> _WHAT THE EXERCISE ASKS_:
Write the records out once more. Leave each line exactly as given.

====

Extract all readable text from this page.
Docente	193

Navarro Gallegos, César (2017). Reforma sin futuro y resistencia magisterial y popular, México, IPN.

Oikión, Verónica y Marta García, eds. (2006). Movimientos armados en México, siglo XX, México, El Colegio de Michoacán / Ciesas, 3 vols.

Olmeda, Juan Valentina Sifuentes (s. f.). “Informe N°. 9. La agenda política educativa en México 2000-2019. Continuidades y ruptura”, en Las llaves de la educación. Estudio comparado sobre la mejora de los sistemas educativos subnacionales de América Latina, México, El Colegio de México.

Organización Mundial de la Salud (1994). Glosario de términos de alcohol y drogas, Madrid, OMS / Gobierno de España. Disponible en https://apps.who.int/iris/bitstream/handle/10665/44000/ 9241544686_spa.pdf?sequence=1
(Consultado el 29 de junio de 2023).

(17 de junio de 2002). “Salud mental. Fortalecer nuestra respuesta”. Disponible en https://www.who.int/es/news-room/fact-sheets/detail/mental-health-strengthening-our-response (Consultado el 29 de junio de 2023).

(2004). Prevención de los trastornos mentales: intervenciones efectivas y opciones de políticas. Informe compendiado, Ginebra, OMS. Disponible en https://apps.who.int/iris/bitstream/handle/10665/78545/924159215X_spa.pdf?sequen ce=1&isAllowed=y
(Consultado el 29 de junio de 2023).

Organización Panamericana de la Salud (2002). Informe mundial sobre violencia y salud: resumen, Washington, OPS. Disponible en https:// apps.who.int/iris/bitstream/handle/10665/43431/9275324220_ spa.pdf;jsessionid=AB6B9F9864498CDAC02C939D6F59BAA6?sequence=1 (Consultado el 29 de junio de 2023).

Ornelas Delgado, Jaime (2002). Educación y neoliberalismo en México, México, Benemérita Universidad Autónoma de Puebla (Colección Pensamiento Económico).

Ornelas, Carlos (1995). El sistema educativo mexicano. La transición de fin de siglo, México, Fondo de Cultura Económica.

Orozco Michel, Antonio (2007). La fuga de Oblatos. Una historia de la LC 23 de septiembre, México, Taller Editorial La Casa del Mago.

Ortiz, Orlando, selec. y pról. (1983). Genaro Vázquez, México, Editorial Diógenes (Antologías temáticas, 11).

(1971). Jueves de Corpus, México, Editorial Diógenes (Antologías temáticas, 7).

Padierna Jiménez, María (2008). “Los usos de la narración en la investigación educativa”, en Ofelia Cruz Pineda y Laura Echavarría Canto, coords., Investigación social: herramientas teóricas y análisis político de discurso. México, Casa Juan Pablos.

====

> _YOUR RESPONSE_:
Extract all readable text from this page.
Docente	193

Navarro Gallegos, César (2017). Reforma sin futuro y resistencia magisterial y popular, México, IPN.

Oikión, Verónica y Marta García, eds. (2006). Movimientos armados en México, siglo XX, México, El Colegio de Michoacán / Ciesas, 3 vols.

Olmeda, Juan Valentina Sifuentes (s. f.). “Informe N°. 9. La agenda política educativa en México 2000-2019. Continuidades y ruptura”, en Las llaves de la educación. Estudio comparado sobre la mejora de los sistemas educativos subnacionales de América Latina, México, El Colegio de México.

Organización Mundial de la Salud (1994). Glosario de términos de alcohol y drogas, Madrid, OMS / Gobierno de España. Disponible en https://apps.who.int/iris/bitstream/handle/10665/44000/ 9241544686_spa.pdf?sequence=1
(Consultado el 29 de junio de 2023).

(17 de junio de 2002). “Salud mental. Fortalecer nuestra respuesta”. Disponible en https://www.who.int/es/news-room/fact-sheets/detail/mental-health-strengthening-our-response (Consultado el 29 de junio de 2023).

(2004). Prevención de los trastornos mentales: intervenciones efectivas y opciones de políticas. Informe compendiado, Ginebra, OMS. Disponible en https://apps.who.int/iris/bitstream/handle/10665/78545/924159215X_spa.pdf?sequen ce=1&isAllowed=y
(Consultado el 29 de junio de 2023).

Organización Panamericana de la Salud (2002). Informe mundial sobre violencia y salud: resumen, Washington, OPS. Disponible en https:// apps.who.int/iris/bitstream/handle/10665/43431/9275324220_ spa.pdf;jsessionid=AB6B9F9864498CDAC02C939D6F59BAA6?sequence=1 (Consultado el 29 de junio de 2023).

Ornelas Delgado, Jaime (2002). Educación y neoliberalismo en México, México, Benemérita Universidad Autónoma de Puebla (Colección Pensamiento Económico).

Ornelas, Carlos (1995). El sistema educativo mexicano. La transición de fin de siglo, México, Fondo de Cultura Económica.

Orozco Michel, Antonio (2007). La fuga de Oblatos. Una historia de la LC 23 de septiembre, México, Taller Editorial La Casa del Mago.

Ortiz, Orlando, selec. y pról. (1983). Genaro Vázquez, México, Editorial Diógenes (Antologías temáticas, 11).

(1971). Jueves de Corpus, México, Editorial Diógenes (Antologías temáticas, 7).

Padierna Jiménez, María (2008). “Los usos de la narración en la investigación educativa”, en Ofelia Cruz Pineda y Laura Echavarría Canto, coords., Investigación social: herramientas teóricas y análisis político de discurso. México, Casa Juan Pablos.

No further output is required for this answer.